→ **Data shown**
──────────────────────────────

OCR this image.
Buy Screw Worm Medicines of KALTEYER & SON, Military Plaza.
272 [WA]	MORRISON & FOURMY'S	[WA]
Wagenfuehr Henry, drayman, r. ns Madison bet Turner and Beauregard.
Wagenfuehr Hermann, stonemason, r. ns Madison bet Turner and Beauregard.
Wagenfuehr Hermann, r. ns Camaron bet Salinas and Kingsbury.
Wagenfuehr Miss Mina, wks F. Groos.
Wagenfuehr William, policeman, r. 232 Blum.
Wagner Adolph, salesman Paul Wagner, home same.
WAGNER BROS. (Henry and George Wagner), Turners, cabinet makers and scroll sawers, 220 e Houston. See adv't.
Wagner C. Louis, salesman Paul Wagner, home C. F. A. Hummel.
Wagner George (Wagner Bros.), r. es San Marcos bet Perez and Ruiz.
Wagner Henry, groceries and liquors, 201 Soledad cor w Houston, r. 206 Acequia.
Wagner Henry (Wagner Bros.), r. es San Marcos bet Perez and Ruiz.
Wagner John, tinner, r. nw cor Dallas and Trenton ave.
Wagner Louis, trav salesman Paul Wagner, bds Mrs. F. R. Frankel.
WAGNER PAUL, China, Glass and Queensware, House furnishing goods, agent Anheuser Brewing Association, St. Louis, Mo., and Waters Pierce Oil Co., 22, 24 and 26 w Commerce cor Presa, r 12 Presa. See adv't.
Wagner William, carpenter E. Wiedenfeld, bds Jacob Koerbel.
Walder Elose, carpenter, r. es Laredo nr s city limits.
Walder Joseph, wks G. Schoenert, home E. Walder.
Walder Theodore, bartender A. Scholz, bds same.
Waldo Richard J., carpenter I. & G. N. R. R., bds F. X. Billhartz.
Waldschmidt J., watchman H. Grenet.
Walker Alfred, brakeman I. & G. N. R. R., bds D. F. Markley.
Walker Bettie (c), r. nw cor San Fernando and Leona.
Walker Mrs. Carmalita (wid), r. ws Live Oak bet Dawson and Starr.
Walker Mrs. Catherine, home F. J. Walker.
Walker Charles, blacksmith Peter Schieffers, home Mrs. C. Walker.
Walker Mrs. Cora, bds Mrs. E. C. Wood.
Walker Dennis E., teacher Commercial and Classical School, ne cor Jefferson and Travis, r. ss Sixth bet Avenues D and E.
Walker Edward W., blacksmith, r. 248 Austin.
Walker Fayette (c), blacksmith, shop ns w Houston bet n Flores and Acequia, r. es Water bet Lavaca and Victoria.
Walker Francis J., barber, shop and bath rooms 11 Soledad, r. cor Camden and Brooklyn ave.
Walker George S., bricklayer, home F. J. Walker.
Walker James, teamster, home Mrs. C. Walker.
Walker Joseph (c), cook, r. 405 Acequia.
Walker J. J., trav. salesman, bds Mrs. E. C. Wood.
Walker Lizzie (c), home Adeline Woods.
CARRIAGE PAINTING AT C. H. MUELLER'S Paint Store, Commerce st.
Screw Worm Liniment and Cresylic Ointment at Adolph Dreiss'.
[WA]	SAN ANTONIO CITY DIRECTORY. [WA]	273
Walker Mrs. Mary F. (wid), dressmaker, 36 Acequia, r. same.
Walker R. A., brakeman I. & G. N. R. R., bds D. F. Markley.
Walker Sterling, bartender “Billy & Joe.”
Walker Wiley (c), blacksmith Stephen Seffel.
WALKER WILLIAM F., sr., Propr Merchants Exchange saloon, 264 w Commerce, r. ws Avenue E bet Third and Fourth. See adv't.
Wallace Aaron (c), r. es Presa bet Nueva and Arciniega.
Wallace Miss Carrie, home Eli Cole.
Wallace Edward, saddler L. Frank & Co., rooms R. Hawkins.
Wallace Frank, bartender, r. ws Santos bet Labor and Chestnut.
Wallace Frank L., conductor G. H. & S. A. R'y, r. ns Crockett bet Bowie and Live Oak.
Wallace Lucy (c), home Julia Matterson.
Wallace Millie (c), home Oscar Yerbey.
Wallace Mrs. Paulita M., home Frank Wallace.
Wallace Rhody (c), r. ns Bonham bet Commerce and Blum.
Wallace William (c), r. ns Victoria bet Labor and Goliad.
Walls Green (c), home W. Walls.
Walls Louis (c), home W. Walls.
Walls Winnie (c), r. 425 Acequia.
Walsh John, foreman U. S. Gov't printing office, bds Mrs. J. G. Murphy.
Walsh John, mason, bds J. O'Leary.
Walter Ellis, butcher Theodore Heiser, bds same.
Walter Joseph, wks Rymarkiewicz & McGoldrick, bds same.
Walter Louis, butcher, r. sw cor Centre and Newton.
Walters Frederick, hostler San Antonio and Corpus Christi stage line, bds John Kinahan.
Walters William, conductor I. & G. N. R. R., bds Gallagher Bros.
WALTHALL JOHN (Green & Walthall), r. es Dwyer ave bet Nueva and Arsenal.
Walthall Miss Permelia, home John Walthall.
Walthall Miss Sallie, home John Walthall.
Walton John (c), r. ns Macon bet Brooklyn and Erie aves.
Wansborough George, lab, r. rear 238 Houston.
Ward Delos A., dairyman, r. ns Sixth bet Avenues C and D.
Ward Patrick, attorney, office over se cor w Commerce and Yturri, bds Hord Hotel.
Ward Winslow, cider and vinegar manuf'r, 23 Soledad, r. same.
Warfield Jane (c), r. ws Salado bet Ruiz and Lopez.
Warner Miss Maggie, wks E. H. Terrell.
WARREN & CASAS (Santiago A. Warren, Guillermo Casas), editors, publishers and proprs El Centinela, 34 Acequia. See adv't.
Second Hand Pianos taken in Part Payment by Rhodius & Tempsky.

──────────────────────────────

→ **What is being asked**
Using the listing above, gather each line that holds the string "carpenter" and copy it.

→ **Exercise response**
Wagner William, carpenter E. Wiedenfeld, bds Jacob Koerbel.
Walder Elose, carpenter, r. es Laredo nr s city limits.
Waldo Richard J., carpenter I. & G. N. R. R., bds F. X. Billhartz.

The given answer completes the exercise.